→ Directive: Keep the wording of each record exactly the same when you repeat it, and leave out pictures.

→ Working data:

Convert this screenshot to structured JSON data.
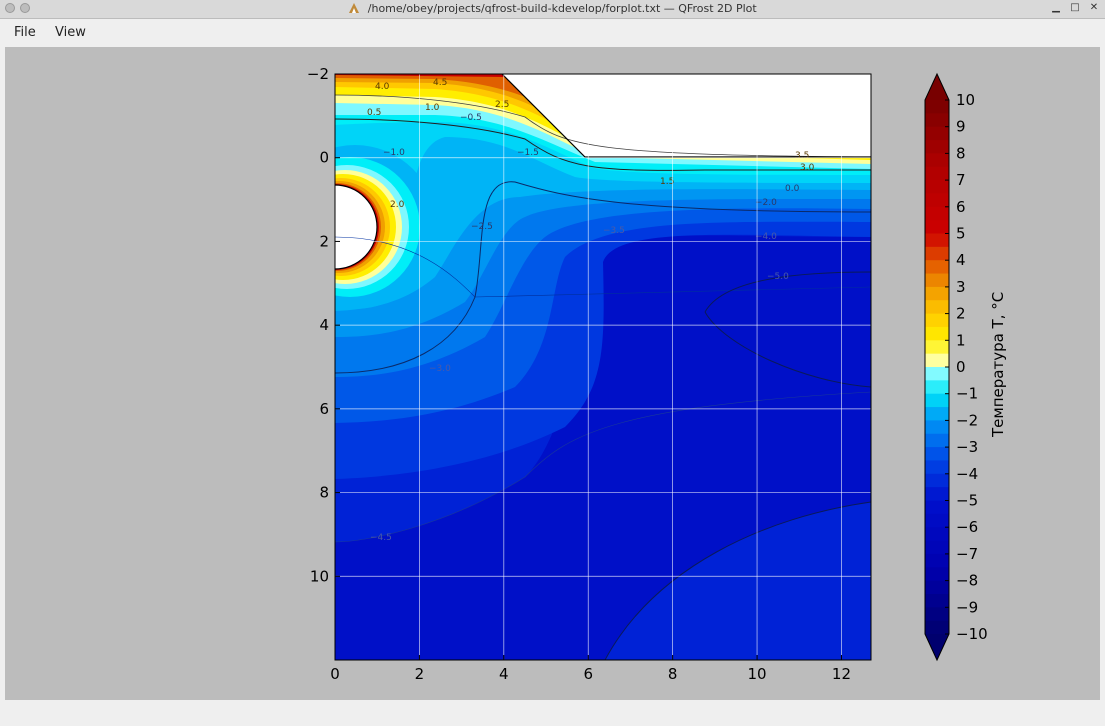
{
  "window": {
    "title": "/home/obey/projects/qfrost-build-kdevelop/forplot.txt — QFrost 2D Plot"
  },
  "menu": {
    "file": "File",
    "view": "View"
  },
  "colors": {
    "background": "#bcbcbc",
    "frozen": "#0010c8",
    "ice": "#00e4f8",
    "warm": "#cc0000"
  },
  "chart_data": {
    "type": "heatmap",
    "x_ticks": [
      "0",
      "2",
      "4",
      "6",
      "8",
      "10",
      "12"
    ],
    "y_ticks": [
      "−2",
      "0",
      "2",
      "4",
      "6",
      "8",
      "10"
    ],
    "xlim": [
      0,
      12.7
    ],
    "ylim": [
      -2,
      12
    ],
    "y_inverted": true,
    "grid": true,
    "colorbar": {
      "label": "Температура T, °C",
      "ticks": [
        "10",
        "9",
        "8",
        "7",
        "6",
        "5",
        "4",
        "3",
        "2",
        "1",
        "0",
        "−1",
        "−2",
        "−3",
        "−4",
        "−5",
        "−6",
        "−7",
        "−8",
        "−9",
        "−10"
      ],
      "range": [
        -10,
        10
      ],
      "placement": "right"
    },
    "contour_labels": [
      "4.5",
      "4.0",
      "3.5",
      "3.0",
      "2.5",
      "2.0",
      "1.5",
      "1.0",
      "0.5",
      "0.0",
      "−0.5",
      "−1.0",
      "−1.5",
      "−2.0",
      "−2.5",
      "−3.0",
      "−3.5",
      "−4.0",
      "−4.5",
      "−5.0"
    ]
  }
}
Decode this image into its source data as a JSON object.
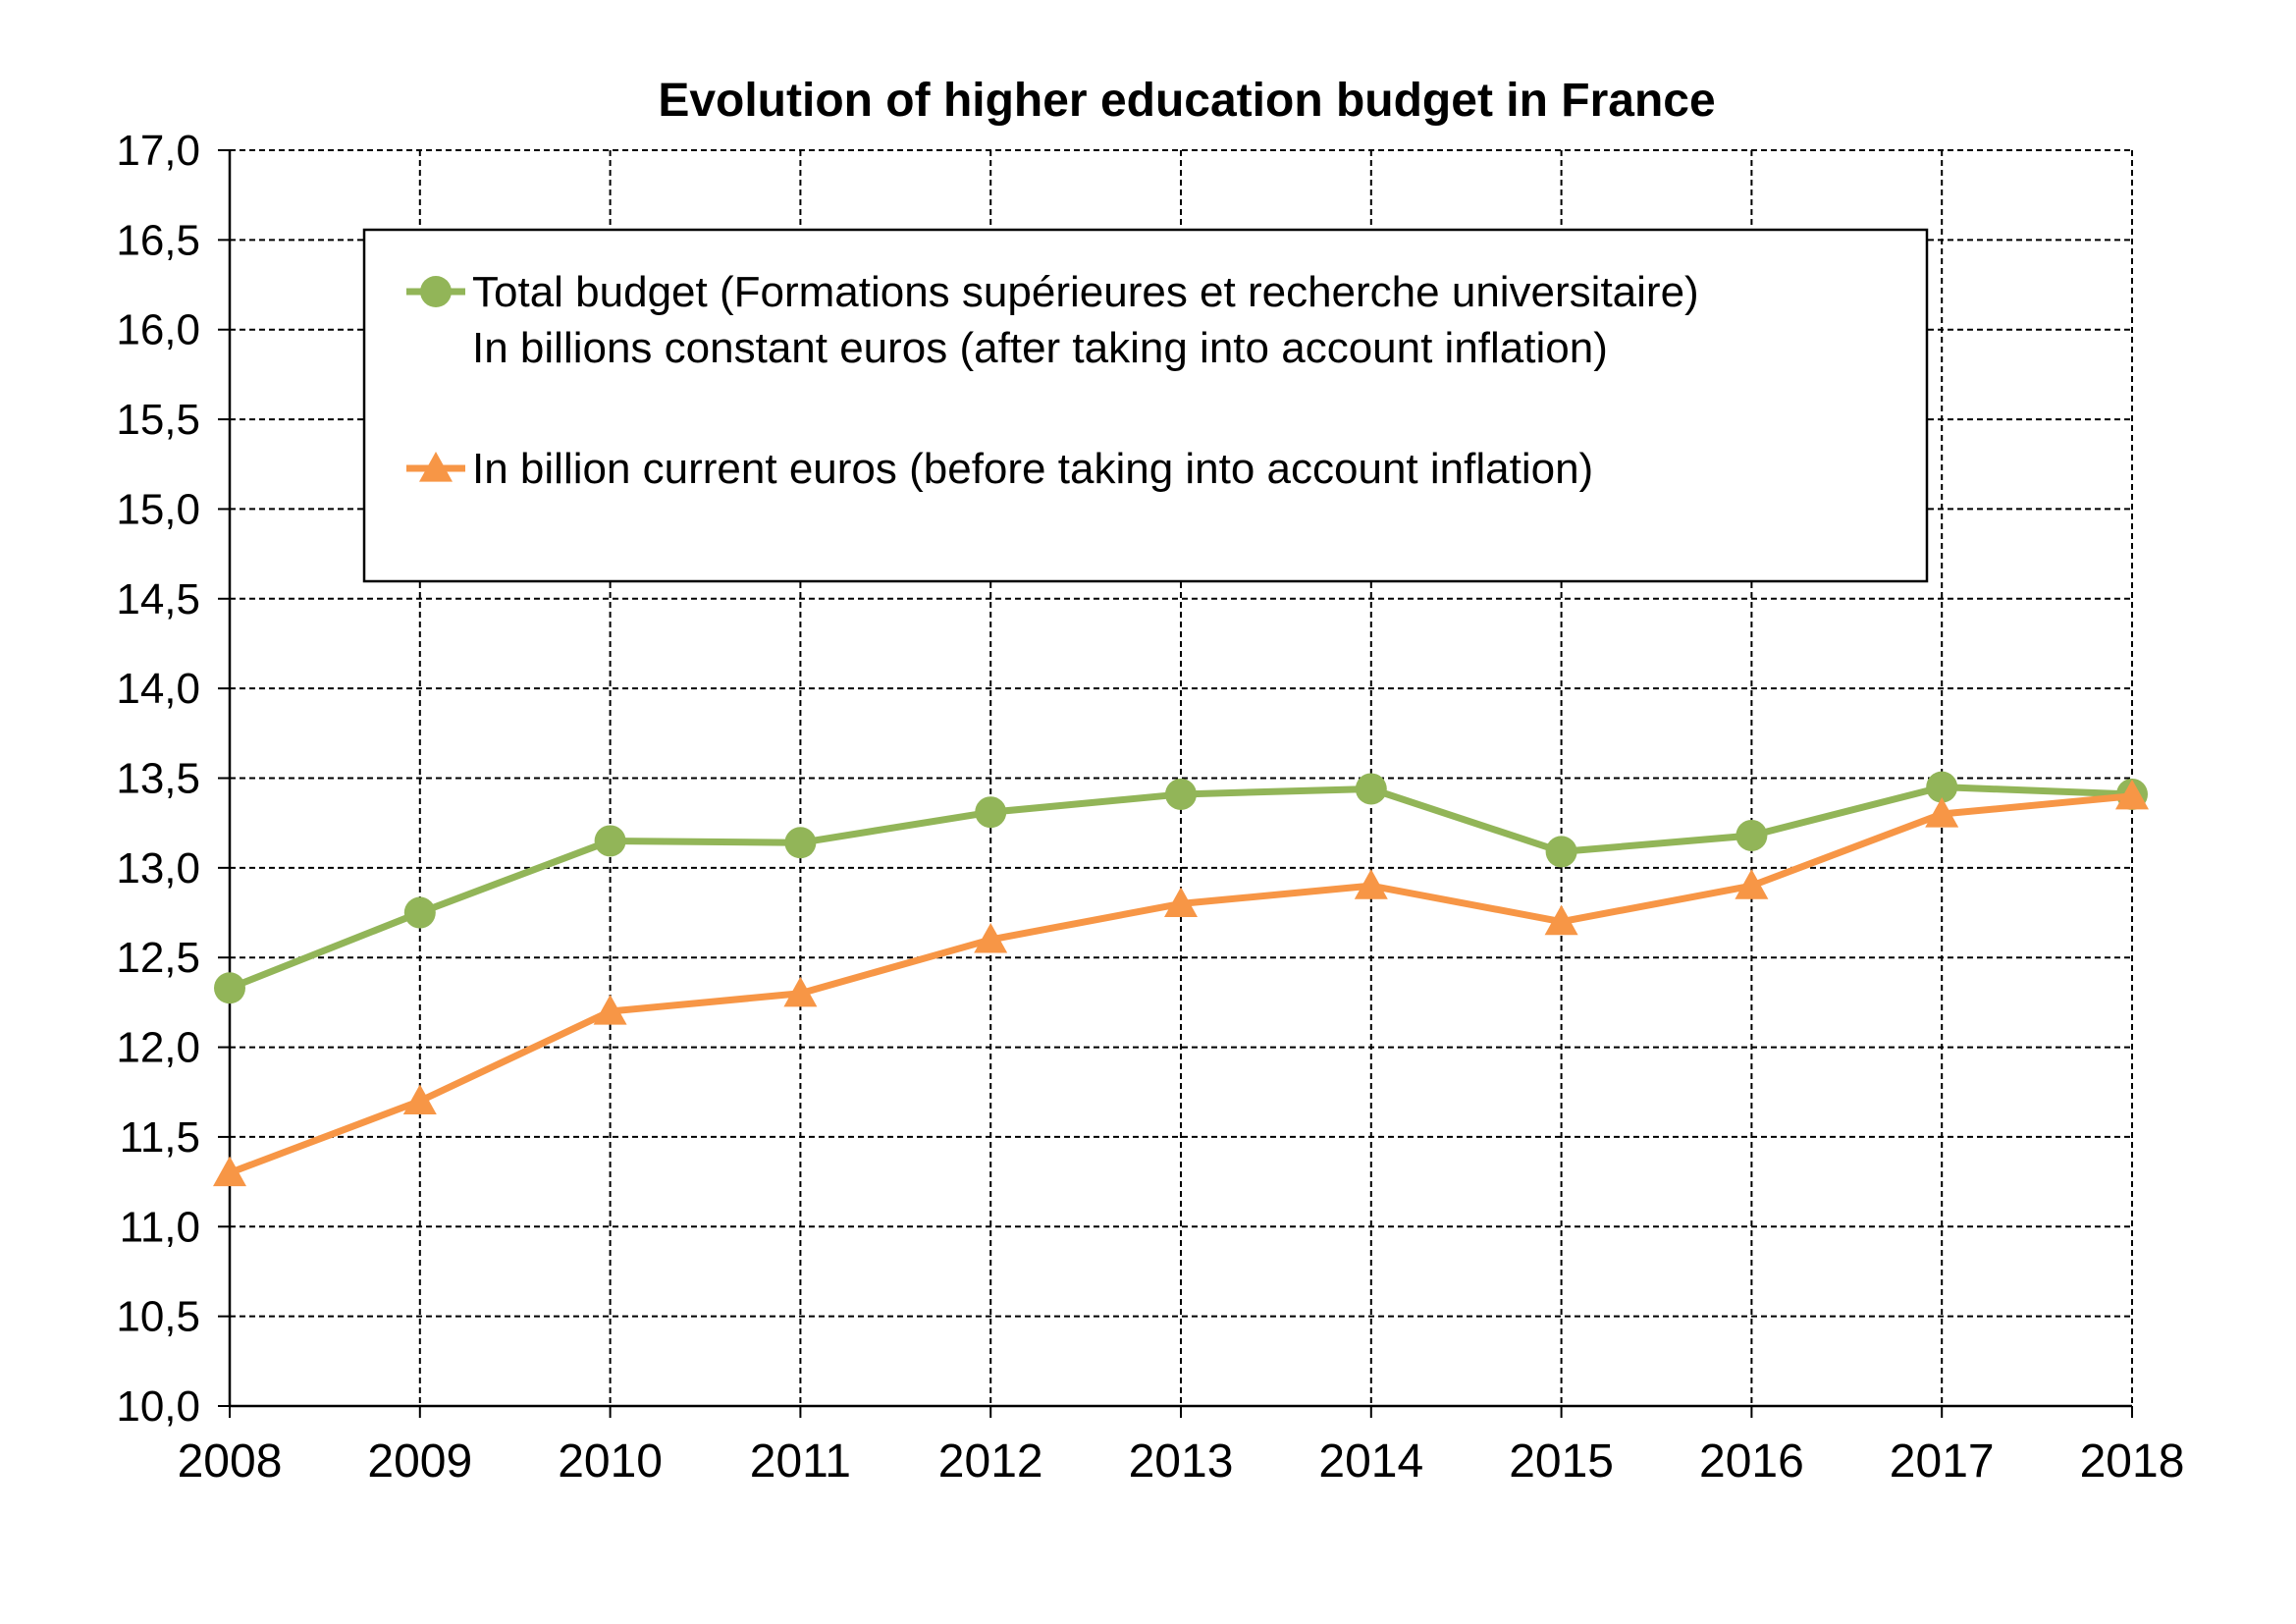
{
  "chart_data": {
    "type": "line",
    "title": "Evolution of higher education budget in France",
    "xlabel": "",
    "ylabel": "",
    "x": [
      "2008",
      "2009",
      "2010",
      "2011",
      "2012",
      "2013",
      "2014",
      "2015",
      "2016",
      "2017",
      "2018"
    ],
    "ylim": [
      10.0,
      17.0
    ],
    "yticks": [
      "10,0",
      "10,5",
      "11,0",
      "11,5",
      "12,0",
      "12,5",
      "13,0",
      "13,5",
      "14,0",
      "14,5",
      "15,0",
      "15,5",
      "16,0",
      "16,5",
      "17,0"
    ],
    "grid": true,
    "legend_position": "top",
    "series": [
      {
        "name": "Total budget (Formations supérieures et recherche universitaire)",
        "name_line2": "In billions constant euros (after taking into account inflation)",
        "marker": "circle",
        "color": "#92B558",
        "values": [
          12.33,
          12.75,
          13.15,
          13.14,
          13.31,
          13.41,
          13.44,
          13.09,
          13.18,
          13.45,
          13.41
        ]
      },
      {
        "name": "In billion current euros (before taking into account inflation)",
        "marker": "triangle",
        "color": "#F79646",
        "values": [
          11.3,
          11.7,
          12.2,
          12.3,
          12.6,
          12.8,
          12.9,
          12.7,
          12.9,
          13.3,
          13.4
        ]
      }
    ]
  }
}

→ Solution for this task:
Convert this screenshot to structured JSON data.
{
  "window": {
    "title": "/home/obey/projects/qfrost-build-kdevelop/forplot.txt — QFrost 2D Plot"
  },
  "menu": {
    "file": "File",
    "view": "View"
  },
  "colors": {
    "background": "#bcbcbc",
    "frozen": "#0010c8",
    "ice": "#00e4f8",
    "warm": "#cc0000"
  },
  "chart_data": {
    "type": "heatmap",
    "x_ticks": [
      "0",
      "2",
      "4",
      "6",
      "8",
      "10",
      "12"
    ],
    "y_ticks": [
      "−2",
      "0",
      "2",
      "4",
      "6",
      "8",
      "10"
    ],
    "xlim": [
      0,
      12.7
    ],
    "ylim": [
      -2,
      12
    ],
    "y_inverted": true,
    "grid": true,
    "colorbar": {
      "label": "Температура T, °C",
      "ticks": [
        "10",
        "9",
        "8",
        "7",
        "6",
        "5",
        "4",
        "3",
        "2",
        "1",
        "0",
        "−1",
        "−2",
        "−3",
        "−4",
        "−5",
        "−6",
        "−7",
        "−8",
        "−9",
        "−10"
      ],
      "range": [
        -10,
        10
      ],
      "placement": "right"
    },
    "contour_labels": [
      "4.5",
      "4.0",
      "3.5",
      "3.0",
      "2.5",
      "2.0",
      "1.5",
      "1.0",
      "0.5",
      "0.0",
      "−0.5",
      "−1.0",
      "−1.5",
      "−2.0",
      "−2.5",
      "−3.0",
      "−3.5",
      "−4.0",
      "−4.5",
      "−5.0"
    ]
  }
}
Decode this image into its source data as a JSON object.
{
  "chart_data": {
    "type": "line",
    "title": "Evolution of higher education budget in France",
    "xlabel": "",
    "ylabel": "",
    "x": [
      "2008",
      "2009",
      "2010",
      "2011",
      "2012",
      "2013",
      "2014",
      "2015",
      "2016",
      "2017",
      "2018"
    ],
    "ylim": [
      10.0,
      17.0
    ],
    "yticks": [
      "10,0",
      "10,5",
      "11,0",
      "11,5",
      "12,0",
      "12,5",
      "13,0",
      "13,5",
      "14,0",
      "14,5",
      "15,0",
      "15,5",
      "16,0",
      "16,5",
      "17,0"
    ],
    "grid": true,
    "legend_position": "top",
    "series": [
      {
        "name": "Total budget (Formations supérieures et recherche universitaire)",
        "name_line2": "In billions constant euros (after taking into account inflation)",
        "marker": "circle",
        "color": "#92B558",
        "values": [
          12.33,
          12.75,
          13.15,
          13.14,
          13.31,
          13.41,
          13.44,
          13.09,
          13.18,
          13.45,
          13.41
        ]
      },
      {
        "name": "In billion current euros (before taking into account inflation)",
        "marker": "triangle",
        "color": "#F79646",
        "values": [
          11.3,
          11.7,
          12.2,
          12.3,
          12.6,
          12.8,
          12.9,
          12.7,
          12.9,
          13.3,
          13.4
        ]
      }
    ]
  }
}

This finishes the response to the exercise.